Description of the task —
Your task is to repeat all of the data exactly while excluding the pictures.

(Part of a data file)

┌──

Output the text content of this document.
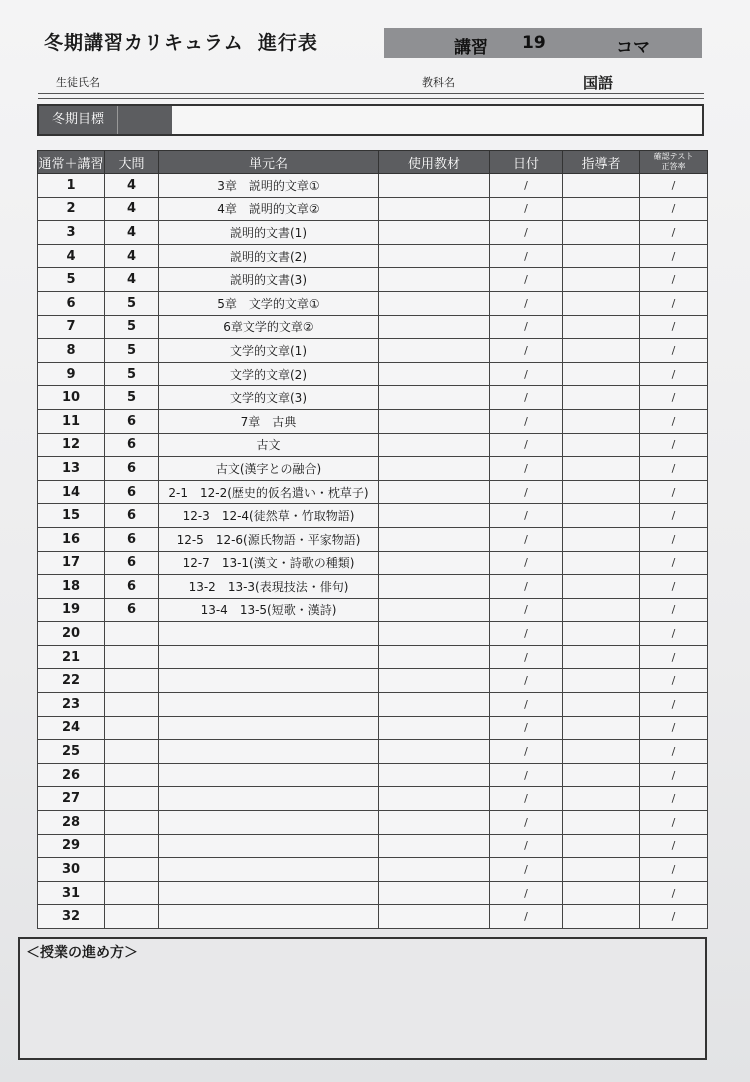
冬期講習カリキュラム 進行表	講習 19	コマ
生徒氏名	教科名	国語
冬期目標
通常＋講習	大問	単元名	使用教材	日付	指導者	確認テスト
正答率
1	4	3章　説明的文章①		/		/
2	4	4章　説明的文章②		/		/
3	4	説明的文書(1)		/		/
4	4	説明的文書(2)		/		/
5	4	説明的文書(3)		/		/
6	5	5章　文学的文章①		/		/
7	5	6章文学的文章②		/		/
8	5	文学的文章(1)		/		/
9	5	文学的文章(2)		/		/
10	5	文学的文章(3)		/		/
11	6	7章　古典		/		/
12	6	古文		/		/
13	6	古文(漢字との融合)		/		/
14	6	2-1　12-2(歴史的仮名遣い・枕草子)		/		/
15	6	12-3　12-4(徒然草・竹取物語)		/		/
16	6	12-5　12-6(源氏物語・平家物語)		/		/
17	6	12-7　13-1(漢文・詩歌の種類)		/		/
18	6	13-2　13-3(表現技法・俳句)		/		/
19	6	13-4　13-5(短歌・漢詩)		/		/
20				/		/
21				/		/
22				/		/
23				/		/
24				/		/
25				/		/
26				/		/
27				/		/
28				/		/
29				/		/
30				/		/
31				/		/
32				/		/
＜授業の進め方＞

└──

Full output —
Output the text content of this document.
冬期講習カリキュラム 進行表	講習 19	コマ
生徒氏名	教科名	国語
冬期目標
通常＋講習	大問	単元名	使用教材	日付	指導者	確認テスト
正答率
1	4	3章　説明的文章①		/		/
2	4	4章　説明的文章②		/		/
3	4	説明的文書(1)		/		/
4	4	説明的文書(2)		/		/
5	4	説明的文書(3)		/		/
6	5	5章　文学的文章①		/		/
7	5	6章文学的文章②		/		/
8	5	文学的文章(1)		/		/
9	5	文学的文章(2)		/		/
10	5	文学的文章(3)		/		/
11	6	7章　古典		/		/
12	6	古文		/		/
13	6	古文(漢字との融合)		/		/
14	6	2-1　12-2(歴史的仮名遣い・枕草子)		/		/
15	6	12-3　12-4(徒然草・竹取物語)		/		/
16	6	12-5　12-6(源氏物語・平家物語)		/		/
17	6	12-7　13-1(漢文・詩歌の種類)		/		/
18	6	13-2　13-3(表現技法・俳句)		/		/
19	6	13-4　13-5(短歌・漢詩)		/		/
20				/		/
21				/		/
22				/		/
23				/		/
24				/		/
25				/		/
26				/		/
27				/		/
28				/		/
29				/		/
30				/		/
31				/		/
32				/		/
＜授業の進め方＞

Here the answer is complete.